(Data excerpts)
──────────

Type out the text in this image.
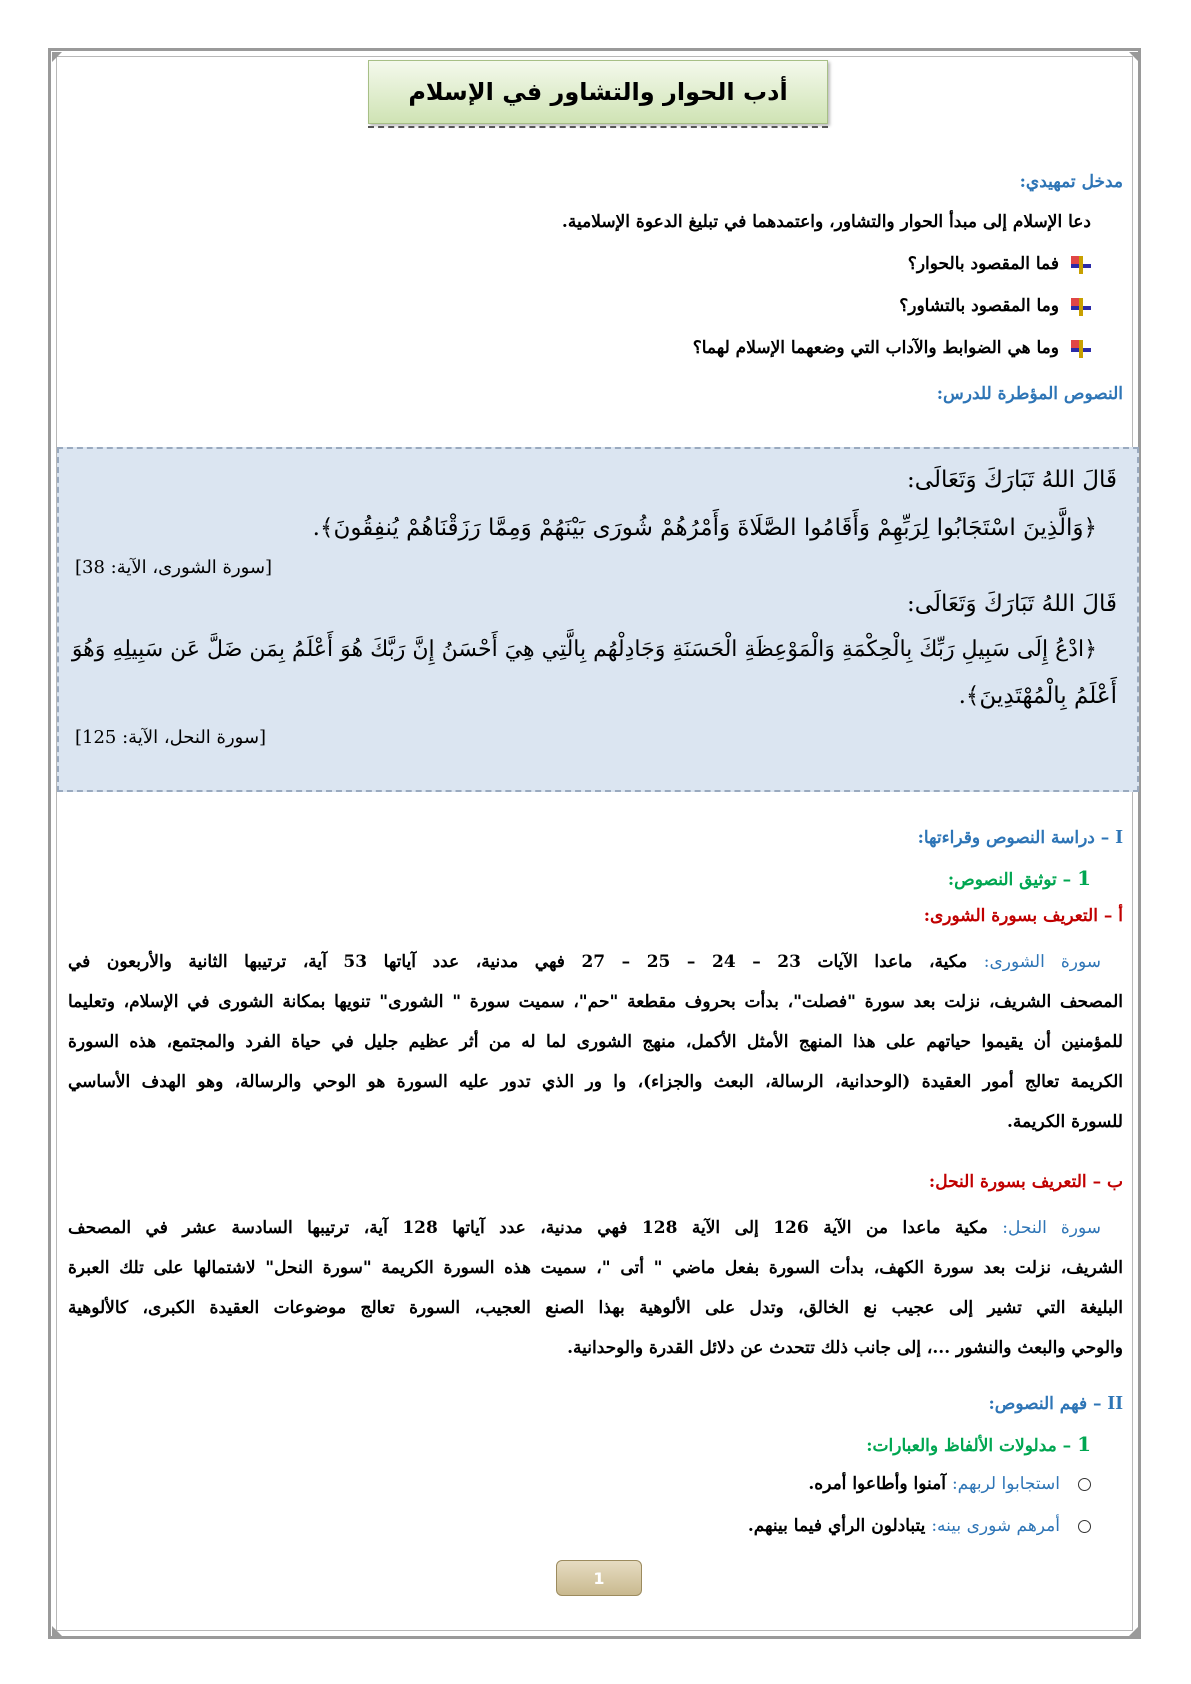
أدب الحوار والتشاور في الإسلام
مدخل تمهيدي:
دعا الإسلام إلى مبدأ الحوار والتشاور، واعتمدهما في تبليغ الدعوة الإسلامية.
فما المقصود بالحوار؟
وما المقصود بالتشاور؟
وما هي الضوابط والآداب التي وضعهما الإسلام لهما؟
النصوص المؤطرة للدرس:
قَالَ اللهُ تَبَارَكَ وَتَعَالَى:
﴿وَالَّذِينَ اسْتَجَابُوا لِرَبِّهِمْ وَأَقَامُوا الصَّلَاةَ وَأَمْرُهُمْ شُورَى بَيْنَهُمْ وَمِمَّا رَزَقْنَاهُمْ يُنفِقُونَ﴾.
[سورة الشورى، الآية: 38]
قَالَ اللهُ تَبَارَكَ وَتَعَالَى:
﴿ادْعُ إِلَى سَبِيلِ رَبِّكَ بِالْحِكْمَةِ وَالْمَوْعِظَةِ الْحَسَنَةِ وَجَادِلْهُم بِالَّتِي هِيَ أَحْسَنُ إِنَّ رَبَّكَ هُوَ أَعْلَمُ بِمَن ضَلَّ عَن سَبِيلِهِ وَهُوَ
أَعْلَمُ بِالْمُهْتَدِينَ﴾.
[سورة النحل، الآية: 125]
I – دراسة النصوص وقراءتها:
1 – توثيق النصوص:
أ – التعريف بسورة الشورى:
سورة الشورى: مكية، ماعدا الآيات 23 – 24 – 25 – 27 فهي مدنية، عدد آياتها 53 آية، ترتيبها الثانية والأربعون في
المصحف الشريف، نزلت بعد سورة "فصلت"، بدأت بحروف مقطعة "حم"، سميت سورة " الشورى" تنويها بمكانة الشورى في الإسلام، وتعليما
للمؤمنين أن يقيموا حياتهم على هذا المنهج الأمثل الأكمل، منهج الشورى لما له من أثر عظيم جليل في حياة الفرد والمجتمع، هذه السورة
الكريمة تعالج أمور العقيدة (الوحدانية، الرسالة، البعث والجزاء)، وا ور الذي تدور عليه السورة هو الوحي والرسالة، وهو الهدف الأساسي
للسورة الكريمة.
ب – التعريف بسورة النحل:
سورة النحل: مكية ماعدا من الآية 126 إلى الآية 128 فهي مدنية، عدد آياتها 128 آية، ترتيبها السادسة عشر في المصحف
الشريف، نزلت بعد سورة الكهف، بدأت السورة بفعل ماضي " أتى "، سميت هذه السورة الكريمة "سورة النحل" لاشتمالها على تلك العبرة
البليغة التي تشير إلى عجيب نع الخالق، وتدل على الألوهية بهذا الصنع العجيب، السورة تعالج موضوعات العقيدة الكبرى، كالألوهية
والوحي والبعث والنشور ...، إلى جانب ذلك تتحدث عن دلائل القدرة والوحدانية.
II – فهم النصوص:
1 – مدلولات الألفاظ والعبارات:
استجابوا لربهم: آمنوا وأطاعوا أمره.
أمرهم شورى بينه: يتبادلون الرأي فيما بينهم.
1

──────────

* [YOUR OBJECTIVE] Return every line of the preceding records in which the word "ماعدا" appears.

* [RESPONSE TO THE TASK]
سورة الشورى: مكية، ماعدا الآيات 23 – 24 – 25 – 27 فهي مدنية، عدد آياتها 53 آية، ترتيبها الثانية والأربعون في
سورة النحل: مكية ماعدا من الآية 126 إلى الآية 128 فهي مدنية، عدد آياتها 128 آية، ترتيبها السادسة عشر في المصحف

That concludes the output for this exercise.